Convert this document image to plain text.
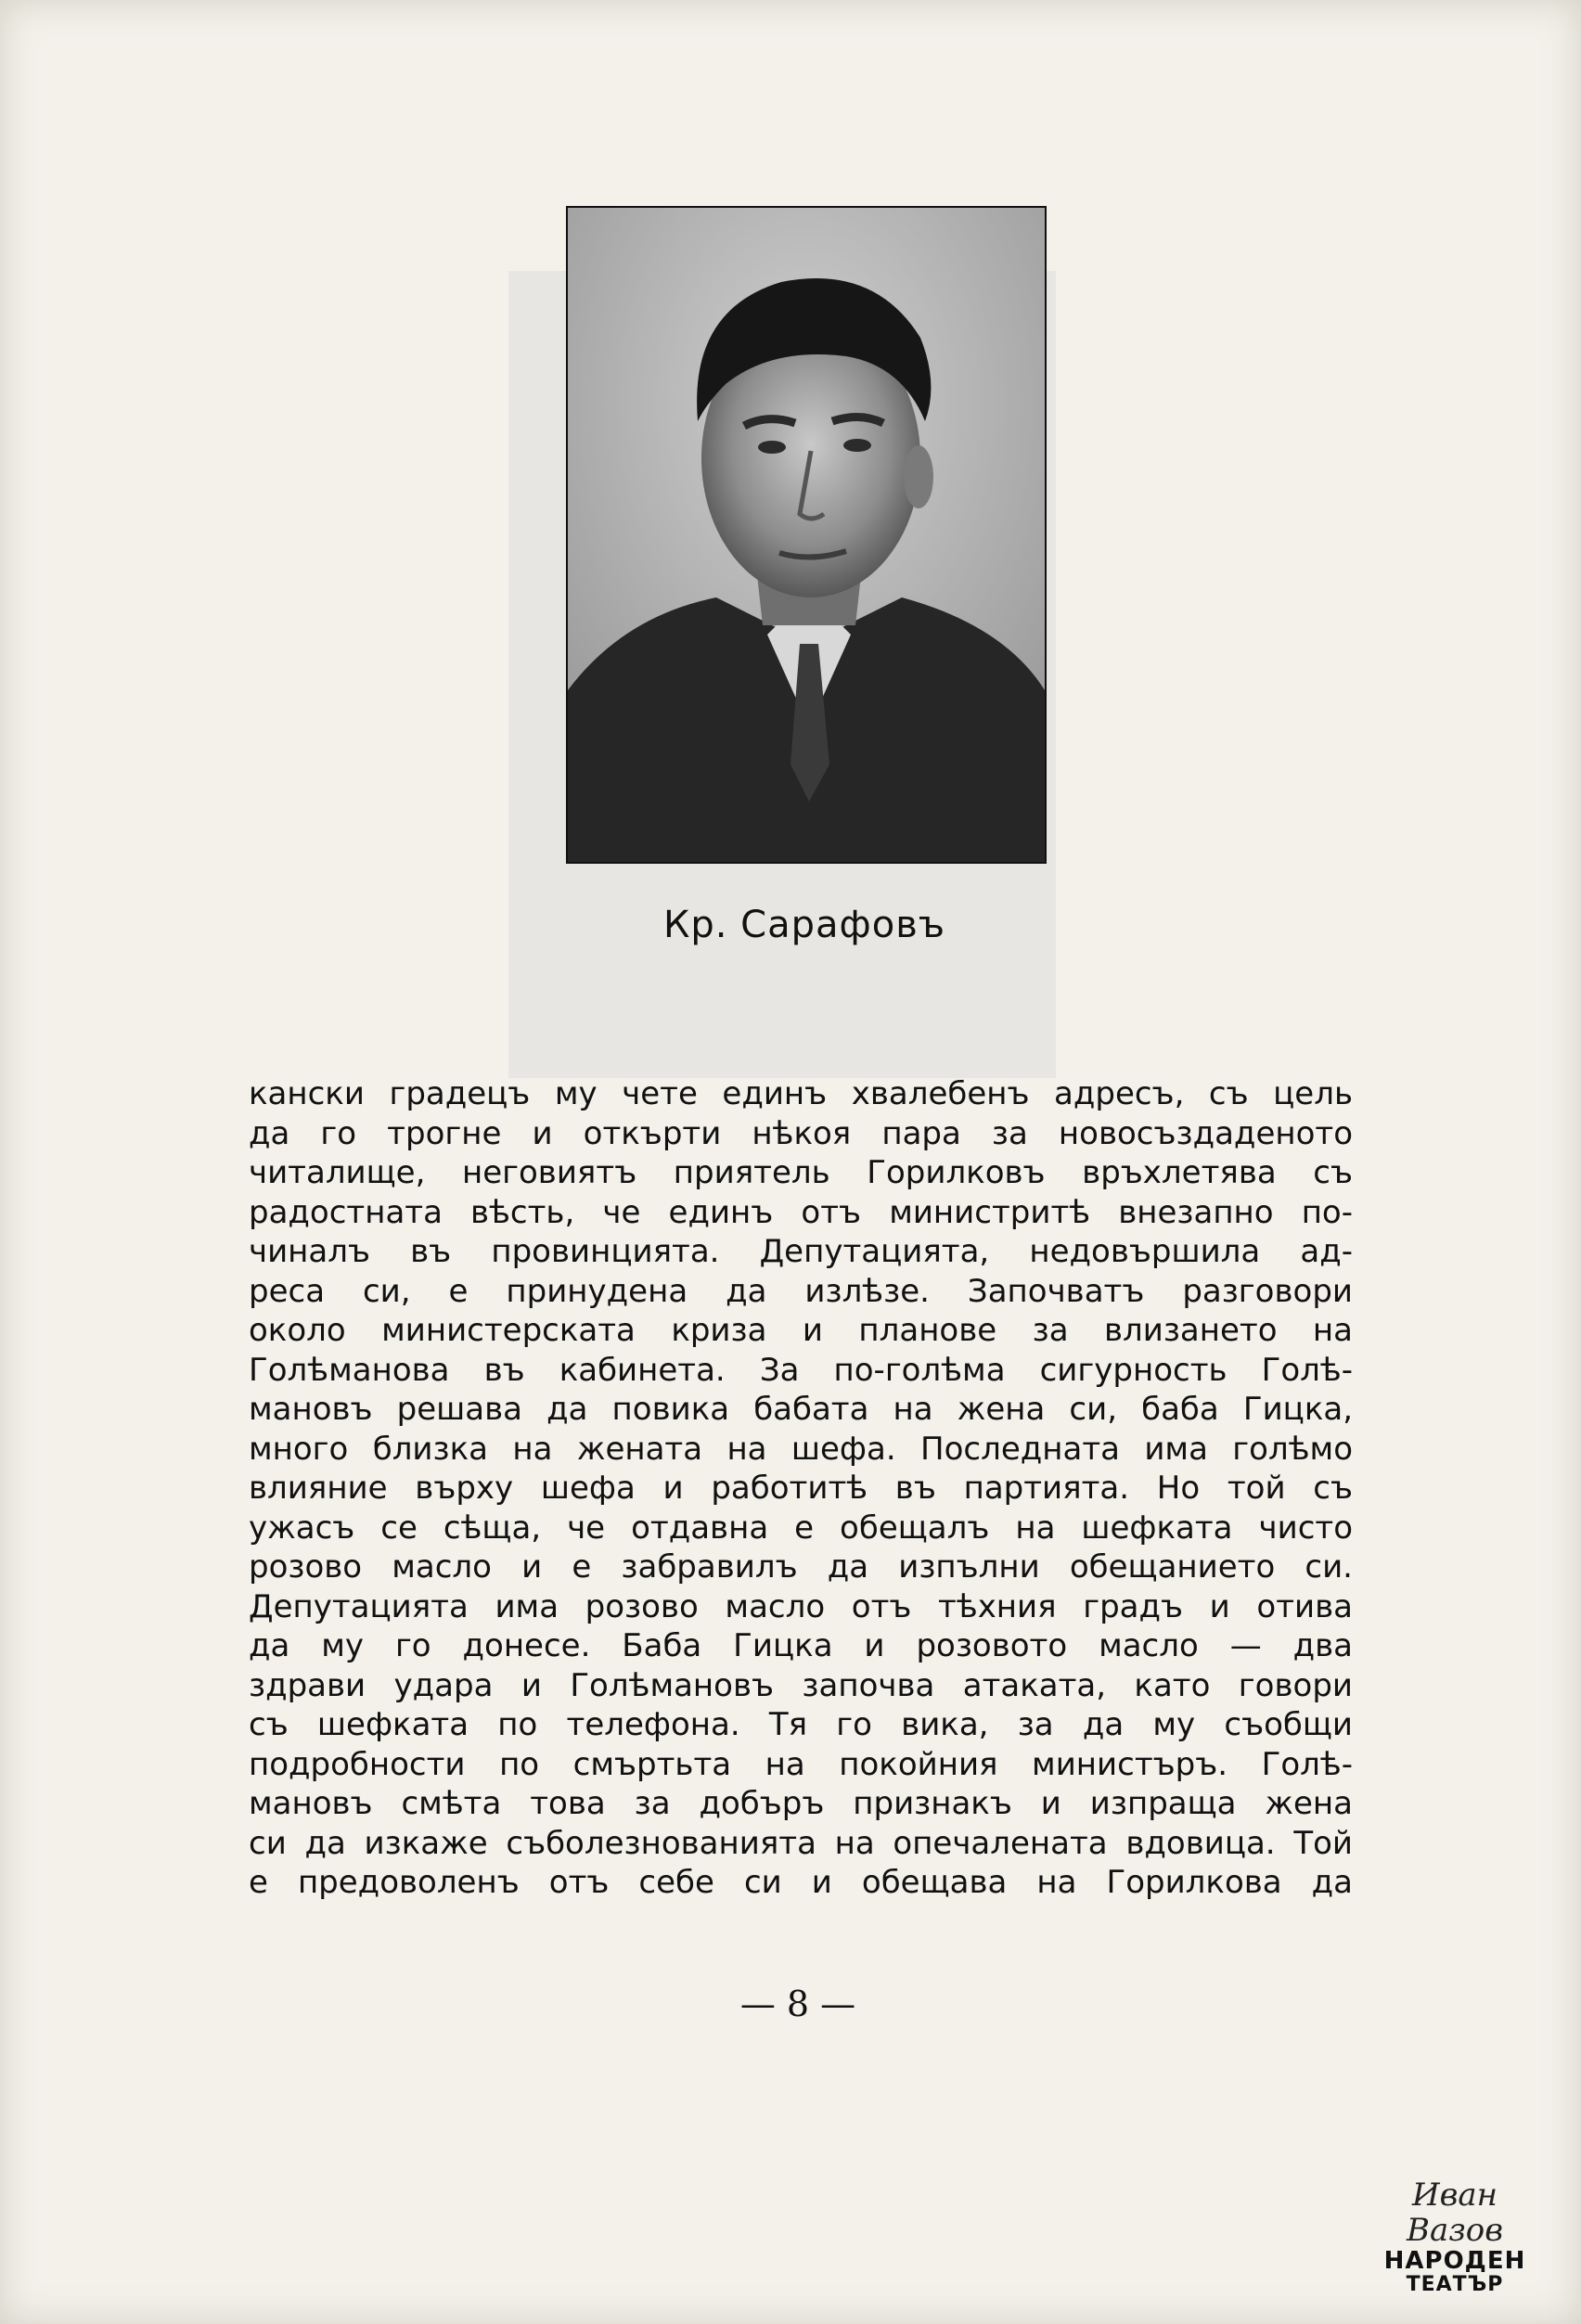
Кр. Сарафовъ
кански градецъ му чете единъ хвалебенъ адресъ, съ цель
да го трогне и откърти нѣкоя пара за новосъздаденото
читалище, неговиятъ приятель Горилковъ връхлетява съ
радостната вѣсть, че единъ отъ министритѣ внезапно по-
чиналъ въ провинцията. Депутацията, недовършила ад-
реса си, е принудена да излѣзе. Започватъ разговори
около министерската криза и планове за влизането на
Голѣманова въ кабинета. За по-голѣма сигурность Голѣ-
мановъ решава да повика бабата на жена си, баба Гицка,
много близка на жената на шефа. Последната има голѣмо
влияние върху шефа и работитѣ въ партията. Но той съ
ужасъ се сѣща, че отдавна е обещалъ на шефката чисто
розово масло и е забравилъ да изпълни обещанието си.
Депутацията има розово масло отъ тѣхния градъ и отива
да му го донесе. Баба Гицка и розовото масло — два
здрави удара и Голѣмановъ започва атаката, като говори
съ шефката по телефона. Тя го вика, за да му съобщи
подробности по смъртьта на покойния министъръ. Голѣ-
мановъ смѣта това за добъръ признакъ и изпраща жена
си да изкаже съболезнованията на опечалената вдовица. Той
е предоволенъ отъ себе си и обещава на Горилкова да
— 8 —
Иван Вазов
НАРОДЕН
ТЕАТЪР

------------------------------------------------------------

§ Written problem: Each line that holds the word "шефа" is to be copied.

§ Solved exercise:
много близка на жената на шефа. Последната има голѣмо
влияние върху шефа и работитѣ въ партията. Но той съ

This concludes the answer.